## Goal of the exercise
Repeat the material exactly as it appears.
--
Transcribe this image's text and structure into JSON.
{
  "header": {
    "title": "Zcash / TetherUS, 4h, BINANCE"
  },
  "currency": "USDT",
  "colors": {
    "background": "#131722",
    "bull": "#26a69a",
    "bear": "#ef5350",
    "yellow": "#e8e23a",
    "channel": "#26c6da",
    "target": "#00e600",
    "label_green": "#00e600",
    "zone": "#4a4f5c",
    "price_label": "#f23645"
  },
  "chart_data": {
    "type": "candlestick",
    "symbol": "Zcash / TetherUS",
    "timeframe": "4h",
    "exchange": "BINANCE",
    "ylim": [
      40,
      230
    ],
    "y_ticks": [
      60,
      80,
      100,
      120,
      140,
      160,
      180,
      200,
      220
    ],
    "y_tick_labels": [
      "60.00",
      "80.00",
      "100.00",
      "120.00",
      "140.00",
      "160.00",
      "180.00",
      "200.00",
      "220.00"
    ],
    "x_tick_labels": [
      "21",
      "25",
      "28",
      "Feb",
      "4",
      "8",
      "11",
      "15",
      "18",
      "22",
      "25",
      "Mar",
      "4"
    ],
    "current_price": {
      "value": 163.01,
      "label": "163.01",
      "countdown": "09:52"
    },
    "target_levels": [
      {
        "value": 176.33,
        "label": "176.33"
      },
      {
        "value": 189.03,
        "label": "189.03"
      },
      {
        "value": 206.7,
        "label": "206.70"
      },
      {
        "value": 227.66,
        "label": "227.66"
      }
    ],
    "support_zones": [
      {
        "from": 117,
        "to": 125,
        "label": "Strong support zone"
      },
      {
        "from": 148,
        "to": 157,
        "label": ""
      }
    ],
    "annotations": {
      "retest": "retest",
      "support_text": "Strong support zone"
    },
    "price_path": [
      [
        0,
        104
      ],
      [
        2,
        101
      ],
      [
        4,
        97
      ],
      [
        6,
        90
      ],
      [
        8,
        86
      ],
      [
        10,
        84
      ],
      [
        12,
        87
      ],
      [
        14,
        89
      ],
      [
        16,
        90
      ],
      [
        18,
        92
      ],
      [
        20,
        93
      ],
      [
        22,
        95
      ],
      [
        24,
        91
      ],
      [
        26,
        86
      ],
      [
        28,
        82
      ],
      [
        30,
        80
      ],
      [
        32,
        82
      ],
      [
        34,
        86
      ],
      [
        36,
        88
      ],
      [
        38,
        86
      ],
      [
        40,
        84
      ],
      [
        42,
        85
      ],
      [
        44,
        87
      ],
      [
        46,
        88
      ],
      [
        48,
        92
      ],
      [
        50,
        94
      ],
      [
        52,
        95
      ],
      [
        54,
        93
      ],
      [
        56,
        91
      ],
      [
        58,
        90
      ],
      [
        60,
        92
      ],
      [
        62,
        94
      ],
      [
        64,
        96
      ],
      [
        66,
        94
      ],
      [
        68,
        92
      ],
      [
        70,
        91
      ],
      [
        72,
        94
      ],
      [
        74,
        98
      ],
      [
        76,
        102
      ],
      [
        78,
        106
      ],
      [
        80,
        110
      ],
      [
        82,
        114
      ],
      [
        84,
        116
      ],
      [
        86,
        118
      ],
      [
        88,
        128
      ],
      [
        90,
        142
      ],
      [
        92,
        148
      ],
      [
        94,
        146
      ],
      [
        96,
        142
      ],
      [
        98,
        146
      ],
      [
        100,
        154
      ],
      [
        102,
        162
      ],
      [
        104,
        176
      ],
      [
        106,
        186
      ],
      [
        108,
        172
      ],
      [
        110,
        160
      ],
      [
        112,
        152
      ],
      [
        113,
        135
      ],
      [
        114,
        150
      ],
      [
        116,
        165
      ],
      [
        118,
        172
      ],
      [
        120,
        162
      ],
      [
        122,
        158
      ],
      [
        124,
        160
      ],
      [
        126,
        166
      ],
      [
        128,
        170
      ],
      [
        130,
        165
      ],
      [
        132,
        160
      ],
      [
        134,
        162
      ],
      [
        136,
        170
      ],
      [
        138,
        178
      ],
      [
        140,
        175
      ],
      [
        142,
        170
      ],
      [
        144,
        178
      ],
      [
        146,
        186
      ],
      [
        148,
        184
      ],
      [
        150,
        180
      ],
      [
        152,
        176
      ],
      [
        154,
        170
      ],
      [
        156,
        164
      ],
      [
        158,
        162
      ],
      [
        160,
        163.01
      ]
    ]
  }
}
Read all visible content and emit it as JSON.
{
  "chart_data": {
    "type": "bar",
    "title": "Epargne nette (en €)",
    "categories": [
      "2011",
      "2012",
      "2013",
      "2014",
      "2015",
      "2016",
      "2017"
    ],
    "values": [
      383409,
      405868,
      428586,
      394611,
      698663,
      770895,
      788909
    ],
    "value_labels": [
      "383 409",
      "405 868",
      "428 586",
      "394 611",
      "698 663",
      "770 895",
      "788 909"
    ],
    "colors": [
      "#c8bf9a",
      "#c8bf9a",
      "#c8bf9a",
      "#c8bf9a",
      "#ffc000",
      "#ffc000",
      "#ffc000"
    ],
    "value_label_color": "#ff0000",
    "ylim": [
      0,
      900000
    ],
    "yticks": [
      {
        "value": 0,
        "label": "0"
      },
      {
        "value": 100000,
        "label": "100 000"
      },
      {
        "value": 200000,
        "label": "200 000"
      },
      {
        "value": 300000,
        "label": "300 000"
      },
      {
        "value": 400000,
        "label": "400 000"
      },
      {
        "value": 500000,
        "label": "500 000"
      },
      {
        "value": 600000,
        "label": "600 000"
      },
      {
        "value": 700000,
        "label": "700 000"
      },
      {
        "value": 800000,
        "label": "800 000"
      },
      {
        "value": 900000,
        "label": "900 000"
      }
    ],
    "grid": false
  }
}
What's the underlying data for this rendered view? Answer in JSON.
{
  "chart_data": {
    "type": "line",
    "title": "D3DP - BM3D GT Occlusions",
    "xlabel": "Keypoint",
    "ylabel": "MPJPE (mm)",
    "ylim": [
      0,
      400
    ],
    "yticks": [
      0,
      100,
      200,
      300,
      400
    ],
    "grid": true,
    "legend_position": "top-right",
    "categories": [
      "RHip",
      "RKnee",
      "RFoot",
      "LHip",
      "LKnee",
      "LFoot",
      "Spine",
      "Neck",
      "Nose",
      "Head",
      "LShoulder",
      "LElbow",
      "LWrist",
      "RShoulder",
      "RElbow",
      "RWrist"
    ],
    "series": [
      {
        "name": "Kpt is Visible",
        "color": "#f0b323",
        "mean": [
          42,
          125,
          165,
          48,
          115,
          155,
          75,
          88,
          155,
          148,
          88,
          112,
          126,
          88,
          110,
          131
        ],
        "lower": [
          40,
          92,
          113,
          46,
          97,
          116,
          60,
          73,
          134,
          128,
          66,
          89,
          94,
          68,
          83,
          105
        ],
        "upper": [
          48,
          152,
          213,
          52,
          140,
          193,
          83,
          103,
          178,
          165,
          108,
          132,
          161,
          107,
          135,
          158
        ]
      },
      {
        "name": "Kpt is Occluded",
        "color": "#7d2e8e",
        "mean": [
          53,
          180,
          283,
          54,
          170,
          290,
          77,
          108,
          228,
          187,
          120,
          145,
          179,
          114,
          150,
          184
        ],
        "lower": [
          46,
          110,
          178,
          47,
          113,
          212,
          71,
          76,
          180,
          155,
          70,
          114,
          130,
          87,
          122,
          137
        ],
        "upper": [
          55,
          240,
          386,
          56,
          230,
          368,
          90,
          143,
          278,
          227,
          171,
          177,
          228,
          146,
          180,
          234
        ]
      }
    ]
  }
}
--
## Task output
Transcribe this image's text and structure into JSON.
{
  "header": {
    "title": "Zcash / TetherUS, 4h, BINANCE"
  },
  "currency": "USDT",
  "colors": {
    "background": "#131722",
    "bull": "#26a69a",
    "bear": "#ef5350",
    "yellow": "#e8e23a",
    "channel": "#26c6da",
    "target": "#00e600",
    "label_green": "#00e600",
    "zone": "#4a4f5c",
    "price_label": "#f23645"
  },
  "chart_data": {
    "type": "candlestick",
    "symbol": "Zcash / TetherUS",
    "timeframe": "4h",
    "exchange": "BINANCE",
    "ylim": [
      40,
      230
    ],
    "y_ticks": [
      60,
      80,
      100,
      120,
      140,
      160,
      180,
      200,
      220
    ],
    "y_tick_labels": [
      "60.00",
      "80.00",
      "100.00",
      "120.00",
      "140.00",
      "160.00",
      "180.00",
      "200.00",
      "220.00"
    ],
    "x_tick_labels": [
      "21",
      "25",
      "28",
      "Feb",
      "4",
      "8",
      "11",
      "15",
      "18",
      "22",
      "25",
      "Mar",
      "4"
    ],
    "current_price": {
      "value": 163.01,
      "label": "163.01",
      "countdown": "09:52"
    },
    "target_levels": [
      {
        "value": 176.33,
        "label": "176.33"
      },
      {
        "value": 189.03,
        "label": "189.03"
      },
      {
        "value": 206.7,
        "label": "206.70"
      },
      {
        "value": 227.66,
        "label": "227.66"
      }
    ],
    "support_zones": [
      {
        "from": 117,
        "to": 125,
        "label": "Strong support zone"
      },
      {
        "from": 148,
        "to": 157,
        "label": ""
      }
    ],
    "annotations": {
      "retest": "retest",
      "support_text": "Strong support zone"
    },
    "price_path": [
      [
        0,
        104
      ],
      [
        2,
        101
      ],
      [
        4,
        97
      ],
      [
        6,
        90
      ],
      [
        8,
        86
      ],
      [
        10,
        84
      ],
      [
        12,
        87
      ],
      [
        14,
        89
      ],
      [
        16,
        90
      ],
      [
        18,
        92
      ],
      [
        20,
        93
      ],
      [
        22,
        95
      ],
      [
        24,
        91
      ],
      [
        26,
        86
      ],
      [
        28,
        82
      ],
      [
        30,
        80
      ],
      [
        32,
        82
      ],
      [
        34,
        86
      ],
      [
        36,
        88
      ],
      [
        38,
        86
      ],
      [
        40,
        84
      ],
      [
        42,
        85
      ],
      [
        44,
        87
      ],
      [
        46,
        88
      ],
      [
        48,
        92
      ],
      [
        50,
        94
      ],
      [
        52,
        95
      ],
      [
        54,
        93
      ],
      [
        56,
        91
      ],
      [
        58,
        90
      ],
      [
        60,
        92
      ],
      [
        62,
        94
      ],
      [
        64,
        96
      ],
      [
        66,
        94
      ],
      [
        68,
        92
      ],
      [
        70,
        91
      ],
      [
        72,
        94
      ],
      [
        74,
        98
      ],
      [
        76,
        102
      ],
      [
        78,
        106
      ],
      [
        80,
        110
      ],
      [
        82,
        114
      ],
      [
        84,
        116
      ],
      [
        86,
        118
      ],
      [
        88,
        128
      ],
      [
        90,
        142
      ],
      [
        92,
        148
      ],
      [
        94,
        146
      ],
      [
        96,
        142
      ],
      [
        98,
        146
      ],
      [
        100,
        154
      ],
      [
        102,
        162
      ],
      [
        104,
        176
      ],
      [
        106,
        186
      ],
      [
        108,
        172
      ],
      [
        110,
        160
      ],
      [
        112,
        152
      ],
      [
        113,
        135
      ],
      [
        114,
        150
      ],
      [
        116,
        165
      ],
      [
        118,
        172
      ],
      [
        120,
        162
      ],
      [
        122,
        158
      ],
      [
        124,
        160
      ],
      [
        126,
        166
      ],
      [
        128,
        170
      ],
      [
        130,
        165
      ],
      [
        132,
        160
      ],
      [
        134,
        162
      ],
      [
        136,
        170
      ],
      [
        138,
        178
      ],
      [
        140,
        175
      ],
      [
        142,
        170
      ],
      [
        144,
        178
      ],
      [
        146,
        186
      ],
      [
        148,
        184
      ],
      [
        150,
        180
      ],
      [
        152,
        176
      ],
      [
        154,
        170
      ],
      [
        156,
        164
      ],
      [
        158,
        162
      ],
      [
        160,
        163.01
      ]
    ]
  }
}
Read all visible content and emit it as JSON.
{
  "chart_data": {
    "type": "bar",
    "title": "Epargne nette (en €)",
    "categories": [
      "2011",
      "2012",
      "2013",
      "2014",
      "2015",
      "2016",
      "2017"
    ],
    "values": [
      383409,
      405868,
      428586,
      394611,
      698663,
      770895,
      788909
    ],
    "value_labels": [
      "383 409",
      "405 868",
      "428 586",
      "394 611",
      "698 663",
      "770 895",
      "788 909"
    ],
    "colors": [
      "#c8bf9a",
      "#c8bf9a",
      "#c8bf9a",
      "#c8bf9a",
      "#ffc000",
      "#ffc000",
      "#ffc000"
    ],
    "value_label_color": "#ff0000",
    "ylim": [
      0,
      900000
    ],
    "yticks": [
      {
        "value": 0,
        "label": "0"
      },
      {
        "value": 100000,
        "label": "100 000"
      },
      {
        "value": 200000,
        "label": "200 000"
      },
      {
        "value": 300000,
        "label": "300 000"
      },
      {
        "value": 400000,
        "label": "400 000"
      },
      {
        "value": 500000,
        "label": "500 000"
      },
      {
        "value": 600000,
        "label": "600 000"
      },
      {
        "value": 700000,
        "label": "700 000"
      },
      {
        "value": 800000,
        "label": "800 000"
      },
      {
        "value": 900000,
        "label": "900 000"
      }
    ],
    "grid": false
  }
}
What's the underlying data for this rendered view? Answer in JSON.
{
  "chart_data": {
    "type": "line",
    "title": "D3DP - BM3D GT Occlusions",
    "xlabel": "Keypoint",
    "ylabel": "MPJPE (mm)",
    "ylim": [
      0,
      400
    ],
    "yticks": [
      0,
      100,
      200,
      300,
      400
    ],
    "grid": true,
    "legend_position": "top-right",
    "categories": [
      "RHip",
      "RKnee",
      "RFoot",
      "LHip",
      "LKnee",
      "LFoot",
      "Spine",
      "Neck",
      "Nose",
      "Head",
      "LShoulder",
      "LElbow",
      "LWrist",
      "RShoulder",
      "RElbow",
      "RWrist"
    ],
    "series": [
      {
        "name": "Kpt is Visible",
        "color": "#f0b323",
        "mean": [
          42,
          125,
          165,
          48,
          115,
          155,
          75,
          88,
          155,
          148,
          88,
          112,
          126,
          88,
          110,
          131
        ],
        "lower": [
          40,
          92,
          113,
          46,
          97,
          116,
          60,
          73,
          134,
          128,
          66,
          89,
          94,
          68,
          83,
          105
        ],
        "upper": [
          48,
          152,
          213,
          52,
          140,
          193,
          83,
          103,
          178,
          165,
          108,
          132,
          161,
          107,
          135,
          158
        ]
      },
      {
        "name": "Kpt is Occluded",
        "color": "#7d2e8e",
        "mean": [
          53,
          180,
          283,
          54,
          170,
          290,
          77,
          108,
          228,
          187,
          120,
          145,
          179,
          114,
          150,
          184
        ],
        "lower": [
          46,
          110,
          178,
          47,
          113,
          212,
          71,
          76,
          180,
          155,
          70,
          114,
          130,
          87,
          122,
          137
        ],
        "upper": [
          55,
          240,
          386,
          56,
          230,
          368,
          90,
          143,
          278,
          227,
          171,
          177,
          228,
          146,
          180,
          234
        ]
      }
    ]
  }
}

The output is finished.